**SET PROBLEM**
Tally the lines holding the word "اليوم" and state the count by itself.
• • • •
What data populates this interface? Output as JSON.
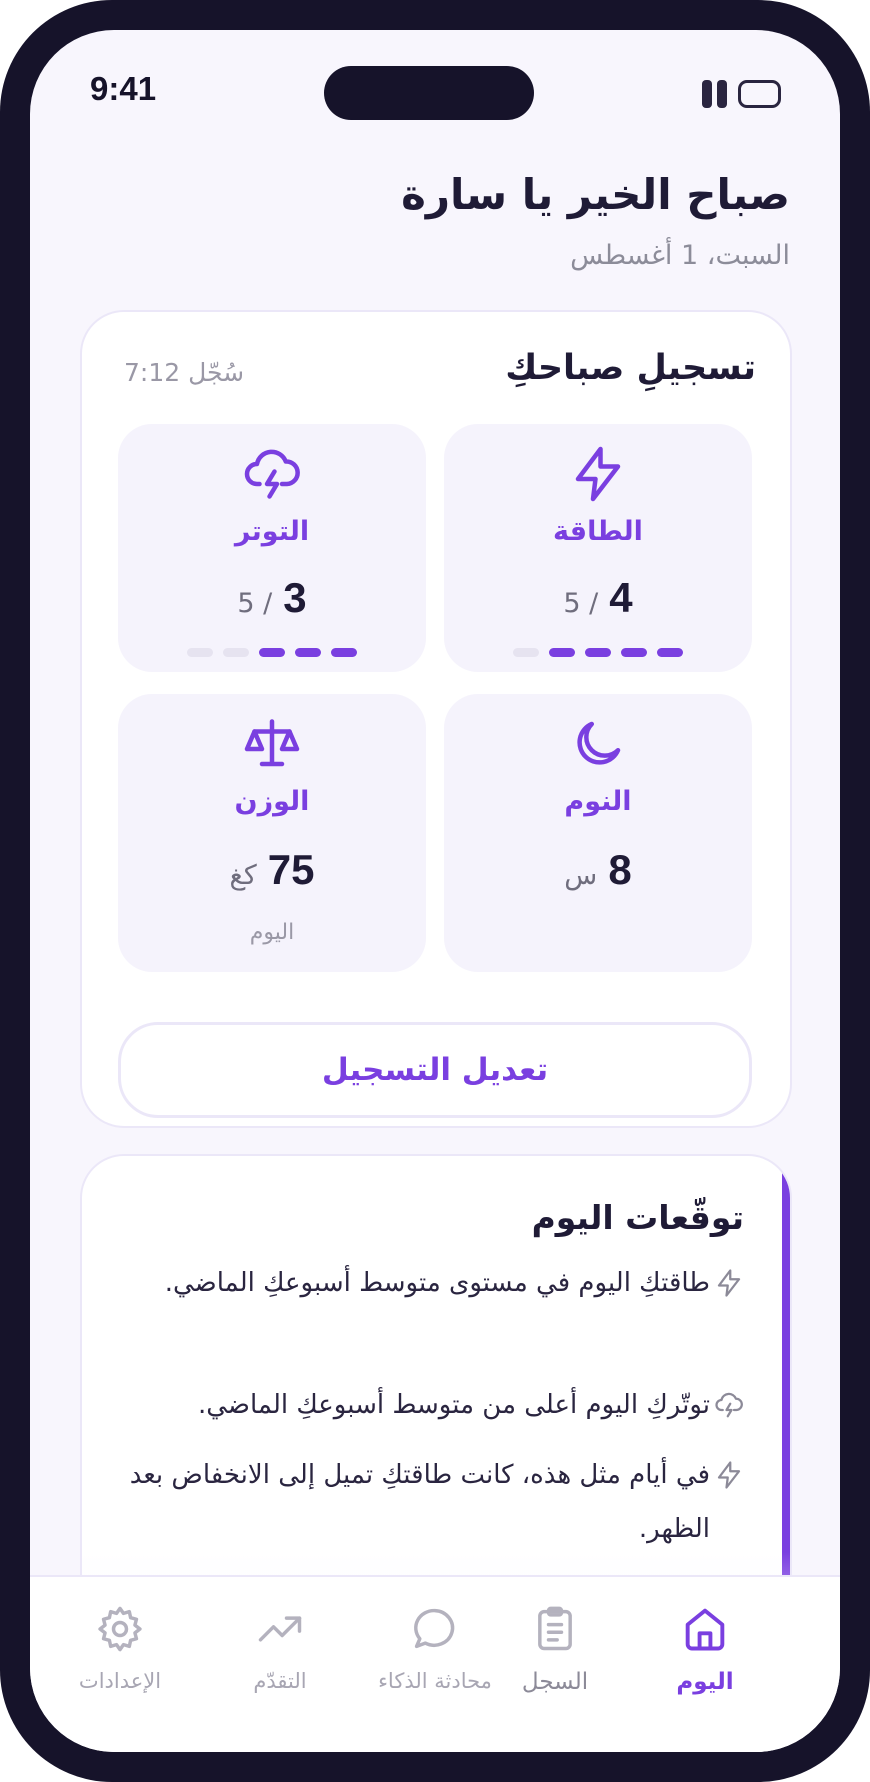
{
  "status_bar": {
    "time": "9:41"
  },
  "header": {
    "greeting": "صباح الخير يا سارة",
    "date": "السبت، 1 أغسطس"
  },
  "checkin": {
    "title": "تسجيلِ صباحكِ",
    "logged_time": "سُجّل 7:12",
    "tiles": {
      "energy": {
        "label": "الطاقة",
        "value": "4",
        "max": "/ 5",
        "level": 4,
        "icon": "lightning-icon"
      },
      "stress": {
        "label": "التوتر",
        "value": "3",
        "max": "/ 5",
        "level": 3,
        "icon": "storm-cloud-icon"
      },
      "sleep": {
        "label": "النوم",
        "value": "8",
        "unit": "س",
        "icon": "moon-icon"
      },
      "weight": {
        "label": "الوزن",
        "value": "75",
        "unit": "كغ",
        "note": "اليوم",
        "icon": "scale-icon"
      }
    },
    "edit_button": "تعديل التسجيل"
  },
  "forecast": {
    "title": "توقّعات اليوم",
    "items": [
      {
        "icon": "lightning-icon",
        "text": "طاقتكِ اليوم في مستوى متوسط أسبوعكِ الماضي."
      },
      {
        "icon": "storm-cloud-icon",
        "text": "توتّركِ اليوم أعلى من متوسط أسبوعكِ الماضي."
      },
      {
        "icon": "lightning-icon",
        "text": "في أيام مثل هذه، كانت طاقتكِ تميل إلى الانخفاض بعد الظهر."
      }
    ]
  },
  "nav": {
    "today": "اليوم",
    "log": "السجل",
    "ai_chat": "محادثة الذكاء",
    "progress": "التقدّم",
    "settings": "الإعدادات"
  },
  "colors": {
    "accent": "#7a3fe0",
    "frame": "#16132a",
    "background": "#f8f6fd"
  }
}
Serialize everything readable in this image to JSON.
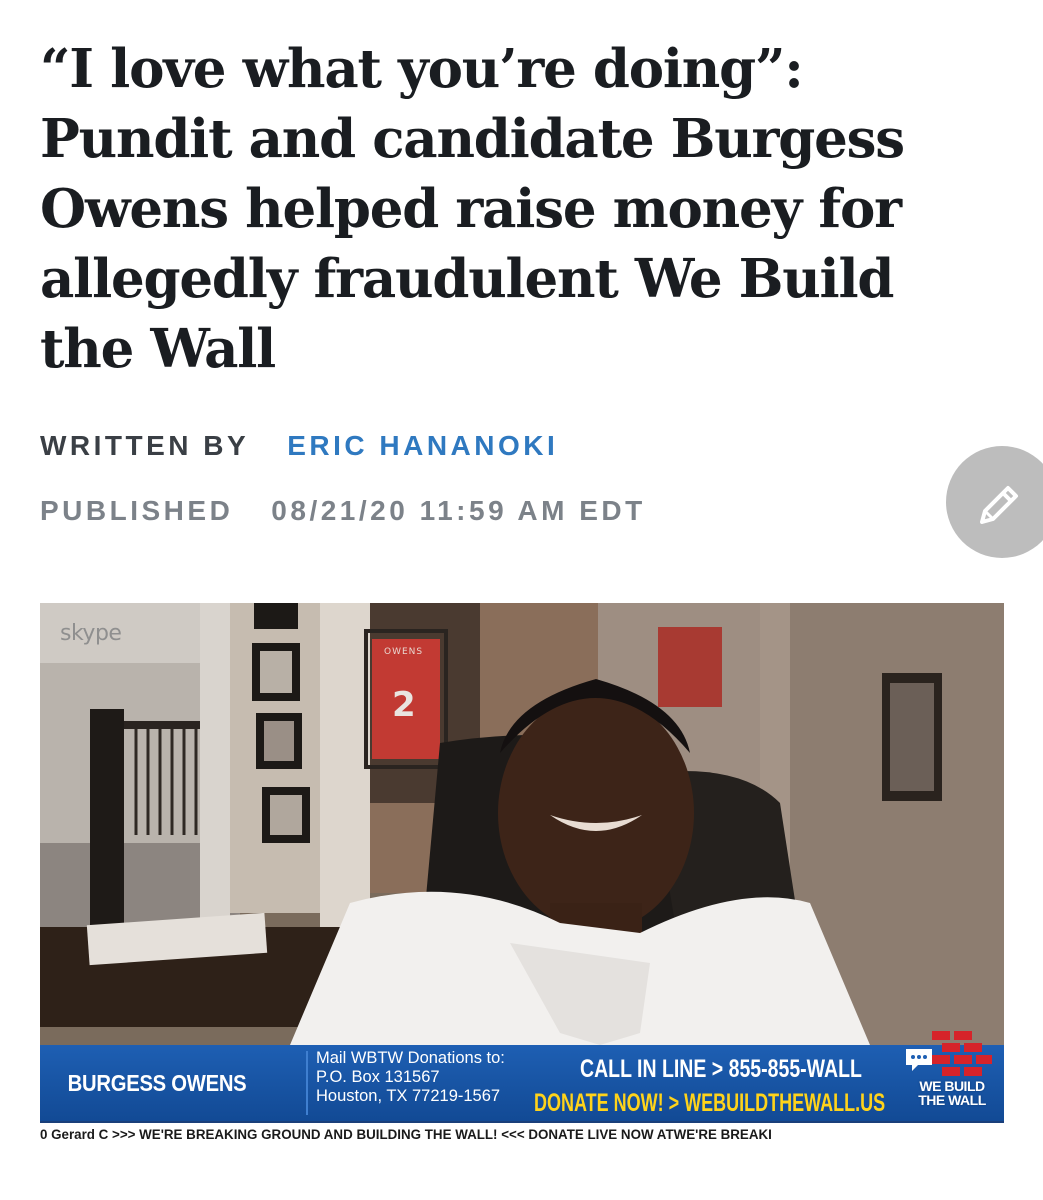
{
  "article": {
    "headline": "“I love what you’re doing”: Pundit and candidate Burgess Owens helped raise money for allegedly fraudulent We Build the Wall",
    "written_by_label": "WRITTEN BY",
    "author": "ERIC HANANOKI",
    "published_label": "PUBLISHED",
    "published_date": "08/21/20 11:59 AM EDT"
  },
  "video": {
    "watermark": "skype",
    "jersey_name": "OWENS",
    "jersey_number": "2",
    "lower_third": {
      "name": "BURGESS OWENS",
      "mail_line1": "Mail WBTW Donations to:",
      "mail_line2": "P.O. Box 131567",
      "mail_line3": "Houston, TX 77219-1567",
      "call_line": "CALL IN LINE > 855-855-WALL",
      "donate_line": "DONATE NOW! > WEBUILDTHEWALL.US",
      "logo_line1": "WE BUILD",
      "logo_line2": "THE WALL"
    },
    "ticker": "0 Gerard C >>> WE'RE BREAKING GROUND AND BUILDING THE WALL! <<< DONATE LIVE NOW ATWE'RE BREAKI"
  },
  "icons": {
    "edit": "pencil-icon"
  },
  "colors": {
    "headline": "#1a1d21",
    "author_link": "#2f79c0",
    "meta_grey": "#7c8289",
    "banner_blue": "#1e5fb3",
    "donate_yellow": "#ffd31a"
  }
}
• • • •
**COMPLETED TASK**
5